Begin MATERIAL SUPPLIED

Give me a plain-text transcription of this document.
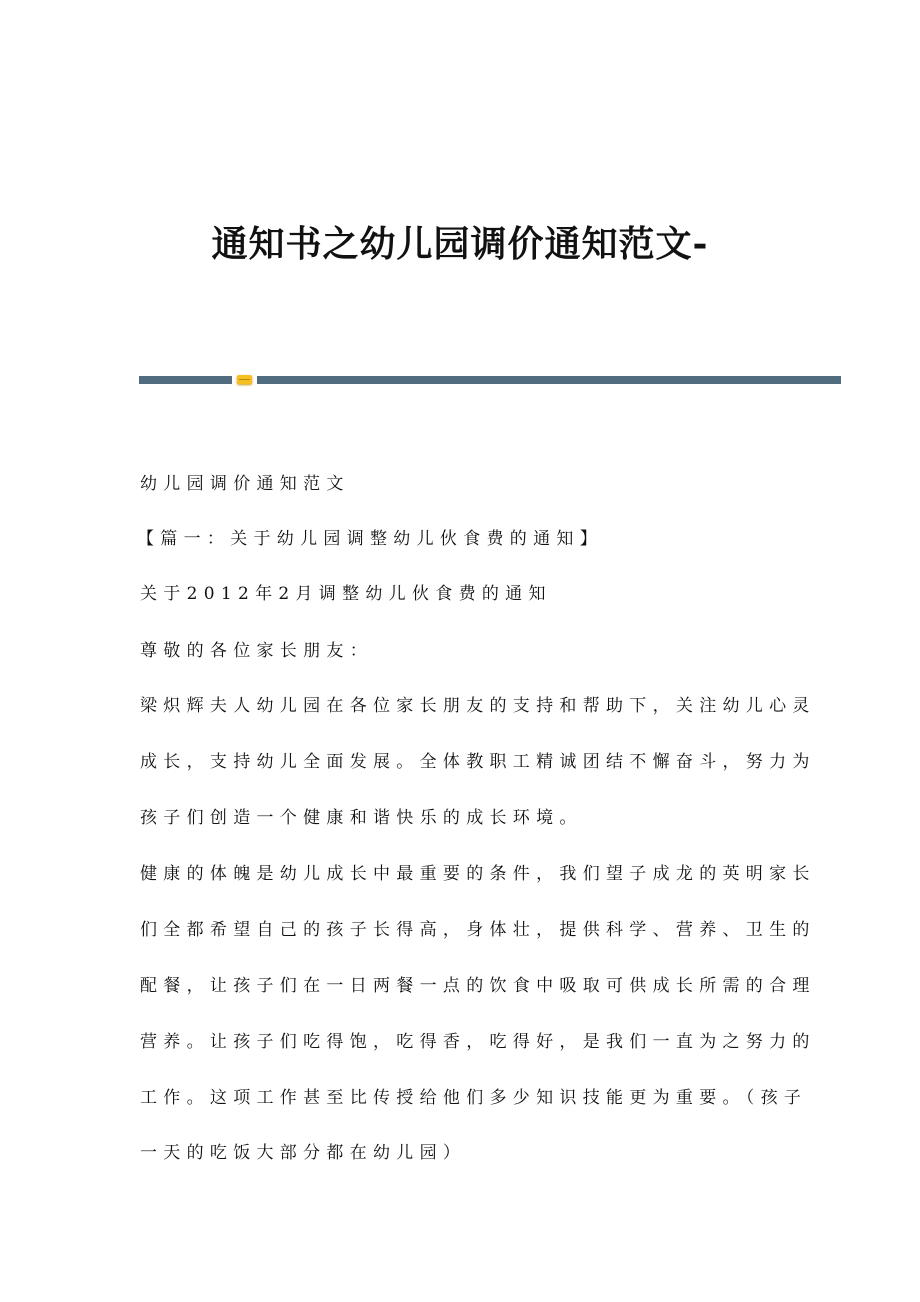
通知书之幼儿园调价通知范文-
幼儿园调价通知范文
【篇一：关于幼儿园调整幼儿伙食费的通知】
关于2012年2月调整幼儿伙食费的通知
尊敬的各位家长朋友：
梁炽辉夫人幼儿园在各位家长朋友的支持和帮助下，关注幼儿心灵
成长，支持幼儿全面发展。全体教职工精诚团结不懈奋斗，努力为
孩子们创造一个健康和谐快乐的成长环境。
健康的体魄是幼儿成长中最重要的条件，我们望子成龙的英明家长
们全都希望自己的孩子长得高，身体壮，提供科学、营养、卫生的
配餐，让孩子们在一日两餐一点的饮食中吸取可供成长所需的合理
营养。让孩子们吃得饱，吃得香，吃得好，是我们一直为之努力的
工作。这项工作甚至比传授给他们多少知识技能更为重要。（孩子
一天的吃饭大部分都在幼儿园）
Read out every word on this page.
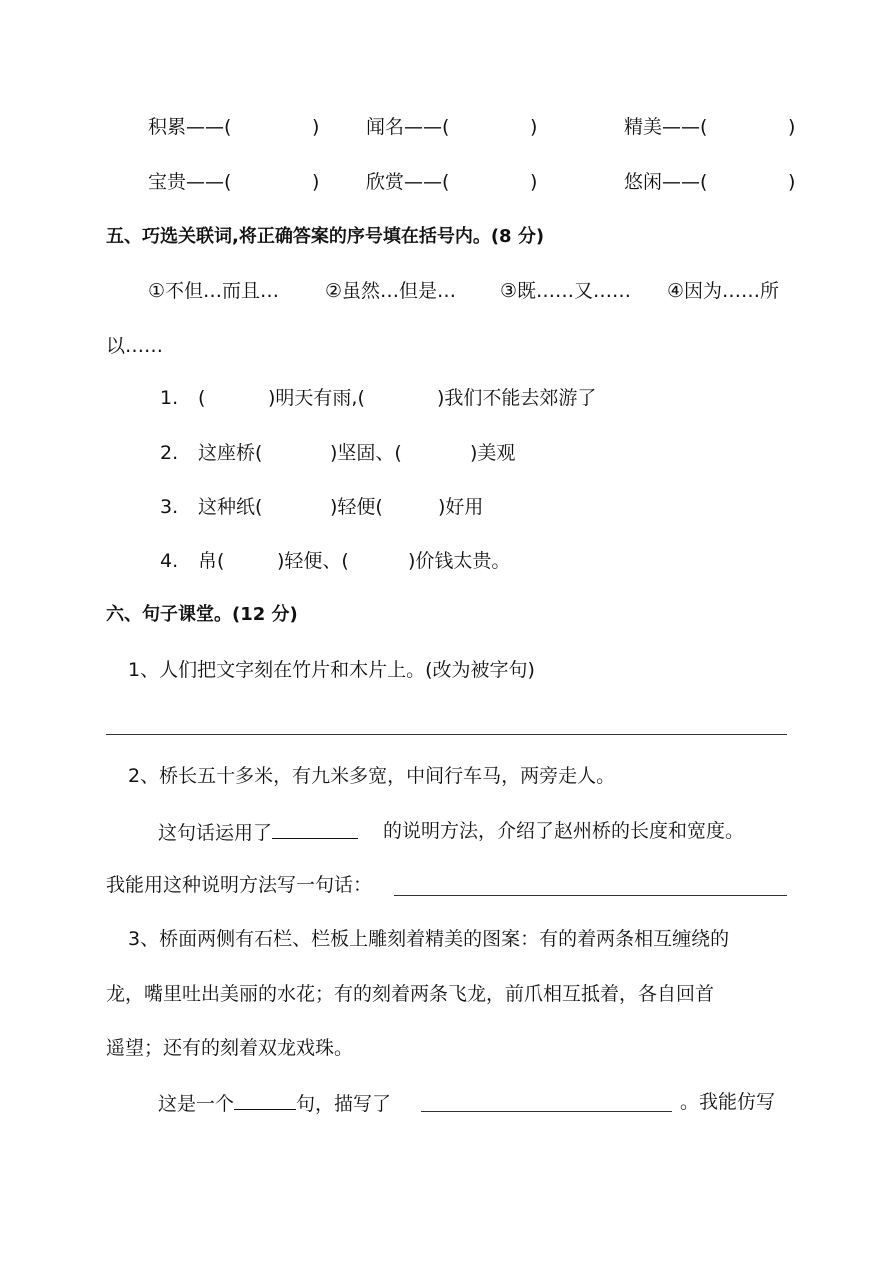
积累——(	) 闻名——(	)	精美——(	)
宝贵——(	) 欣赏——(	)	悠闲——(	)
五、巧选关联词,将正确答案的序号填在括号内。(8 分)
①不但…而且… ②虽然…但是… ③既……又…… ④因为……所
以……
1. (	)明天有雨,(	)我们不能去郊游了
2. 这座桥(	)坚固、(	)美观
3. 这种纸(	)轻便(	)好用
4. 帛(	)轻便、(	)价钱太贵。
六、句子课堂。(12 分)
1、人们把文字刻在竹片和木片上。(改为被字句)
2、桥长五十多米，有九米多宽，中间行车马，两旁走人。
这句话运用了	的说明方法，介绍了赵州桥的长度和宽度。
我能用这种说明方法写一句话：
3、桥面两侧有石栏、栏板上雕刻着精美的图案：有的着两条相互缠绕的
龙，嘴里吐出美丽的水花；有的刻着两条飞龙，前爪相互抵着，各自回首
遥望；还有的刻着双龙戏珠。
这是一个	句，描写了	。我能仿写
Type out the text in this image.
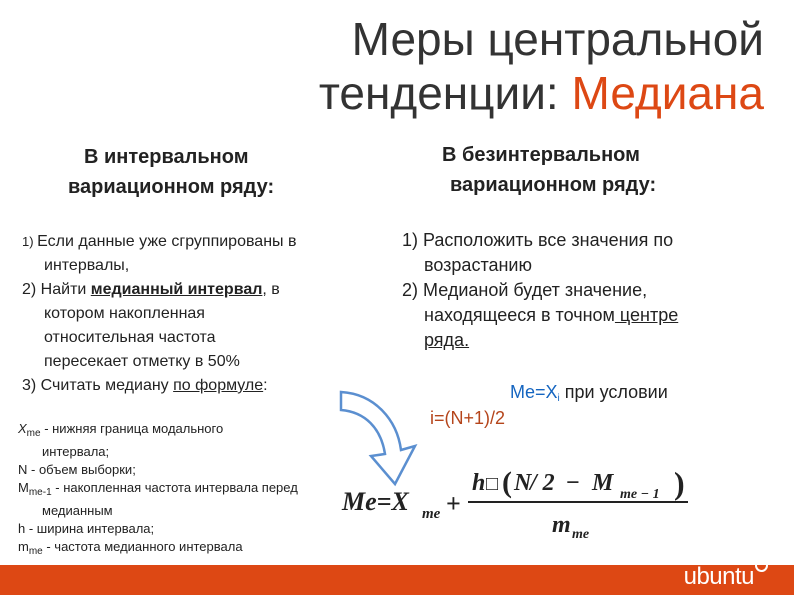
Меры центральной
тенденции: Медиана
В интервальном
вариационном ряду:
В безинтервальном
вариационном ряду:
1) Если данные уже сгруппированы в
интервалы,
2) Найти медианный интервал, в
котором накопленная
относительная частота
пересекает отметку в 50%
3) Считать медиану по формуле:
$X_{me}$ - нижняя граница модального
интервала;
N - объем выборки;
$M_{me-1}$ - накопленная частота интервала перед
медианным
h - ширина интервала;
$m_{me}$ - частота медианного интервала
1) Расположить все значения по
возрастанию
2) Медианой будет значение,
находящееся в точном центре
ряда.
$Me=X_i$ при условии
i=(N+1)/2
Me=X me +
h □ ( N
/ 2 − M me − 1 )
m me
ubuntu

End MATERIAL SUPPLIED

§ **WRITTEN INSTRUCTION**
Show the lines where the word "накопленная" appears in the entries.

§ **EXERCISE SOLUTION**
котором накопленная
$M_{me-1}$ - накопленная частота интервала перед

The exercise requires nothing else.